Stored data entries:
· · · · ·
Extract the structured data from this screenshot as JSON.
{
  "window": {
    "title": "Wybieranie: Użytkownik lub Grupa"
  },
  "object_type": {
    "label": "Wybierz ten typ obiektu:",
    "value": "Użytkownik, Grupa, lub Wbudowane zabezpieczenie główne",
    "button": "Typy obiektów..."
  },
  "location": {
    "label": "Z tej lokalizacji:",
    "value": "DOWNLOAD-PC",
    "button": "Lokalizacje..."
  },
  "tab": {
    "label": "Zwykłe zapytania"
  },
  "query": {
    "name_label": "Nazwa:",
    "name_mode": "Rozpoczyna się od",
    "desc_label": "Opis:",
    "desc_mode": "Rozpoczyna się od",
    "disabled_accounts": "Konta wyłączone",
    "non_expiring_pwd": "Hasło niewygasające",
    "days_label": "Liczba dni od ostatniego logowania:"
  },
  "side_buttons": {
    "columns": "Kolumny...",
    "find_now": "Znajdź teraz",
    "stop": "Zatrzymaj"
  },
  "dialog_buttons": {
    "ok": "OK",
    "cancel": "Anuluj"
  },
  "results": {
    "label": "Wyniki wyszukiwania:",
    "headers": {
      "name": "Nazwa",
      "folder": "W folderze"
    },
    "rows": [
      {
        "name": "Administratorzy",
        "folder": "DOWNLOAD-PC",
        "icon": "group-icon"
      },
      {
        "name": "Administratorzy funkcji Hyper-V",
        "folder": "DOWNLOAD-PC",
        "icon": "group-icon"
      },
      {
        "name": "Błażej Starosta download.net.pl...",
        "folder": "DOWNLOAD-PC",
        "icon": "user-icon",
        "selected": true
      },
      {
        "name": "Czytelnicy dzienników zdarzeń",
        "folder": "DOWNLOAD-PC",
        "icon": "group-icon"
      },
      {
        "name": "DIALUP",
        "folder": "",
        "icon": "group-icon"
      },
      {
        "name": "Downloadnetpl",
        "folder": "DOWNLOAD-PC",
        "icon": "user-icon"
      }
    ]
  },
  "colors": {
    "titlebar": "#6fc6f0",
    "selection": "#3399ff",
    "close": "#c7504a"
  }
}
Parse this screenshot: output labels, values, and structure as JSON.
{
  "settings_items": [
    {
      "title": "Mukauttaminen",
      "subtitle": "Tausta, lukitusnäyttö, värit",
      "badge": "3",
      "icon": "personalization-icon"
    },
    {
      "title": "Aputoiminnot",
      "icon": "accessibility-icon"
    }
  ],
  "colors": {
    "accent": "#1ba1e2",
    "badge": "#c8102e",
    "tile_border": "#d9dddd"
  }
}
· · · · ·
### THE EXERCISE
Reproduce the data in full, exactly as presented.

### THE ANSWER
Extract the structured data from this screenshot as JSON.
{
  "window": {
    "title": "Wybieranie: Użytkownik lub Grupa"
  },
  "object_type": {
    "label": "Wybierz ten typ obiektu:",
    "value": "Użytkownik, Grupa, lub Wbudowane zabezpieczenie główne",
    "button": "Typy obiektów..."
  },
  "location": {
    "label": "Z tej lokalizacji:",
    "value": "DOWNLOAD-PC",
    "button": "Lokalizacje..."
  },
  "tab": {
    "label": "Zwykłe zapytania"
  },
  "query": {
    "name_label": "Nazwa:",
    "name_mode": "Rozpoczyna się od",
    "desc_label": "Opis:",
    "desc_mode": "Rozpoczyna się od",
    "disabled_accounts": "Konta wyłączone",
    "non_expiring_pwd": "Hasło niewygasające",
    "days_label": "Liczba dni od ostatniego logowania:"
  },
  "side_buttons": {
    "columns": "Kolumny...",
    "find_now": "Znajdź teraz",
    "stop": "Zatrzymaj"
  },
  "dialog_buttons": {
    "ok": "OK",
    "cancel": "Anuluj"
  },
  "results": {
    "label": "Wyniki wyszukiwania:",
    "headers": {
      "name": "Nazwa",
      "folder": "W folderze"
    },
    "rows": [
      {
        "name": "Administratorzy",
        "folder": "DOWNLOAD-PC",
        "icon": "group-icon"
      },
      {
        "name": "Administratorzy funkcji Hyper-V",
        "folder": "DOWNLOAD-PC",
        "icon": "group-icon"
      },
      {
        "name": "Błażej Starosta download.net.pl...",
        "folder": "DOWNLOAD-PC",
        "icon": "user-icon",
        "selected": true
      },
      {
        "name": "Czytelnicy dzienników zdarzeń",
        "folder": "DOWNLOAD-PC",
        "icon": "group-icon"
      },
      {
        "name": "DIALUP",
        "folder": "",
        "icon": "group-icon"
      },
      {
        "name": "Downloadnetpl",
        "folder": "DOWNLOAD-PC",
        "icon": "user-icon"
      }
    ]
  },
  "colors": {
    "titlebar": "#6fc6f0",
    "selection": "#3399ff",
    "close": "#c7504a"
  }
}
Parse this screenshot: output labels, values, and structure as JSON.
{
  "settings_items": [
    {
      "title": "Mukauttaminen",
      "subtitle": "Tausta, lukitusnäyttö, värit",
      "badge": "3",
      "icon": "personalization-icon"
    },
    {
      "title": "Aputoiminnot",
      "icon": "accessibility-icon"
    }
  ],
  "colors": {
    "accent": "#1ba1e2",
    "badge": "#c8102e",
    "tile_border": "#d9dddd"
  }
}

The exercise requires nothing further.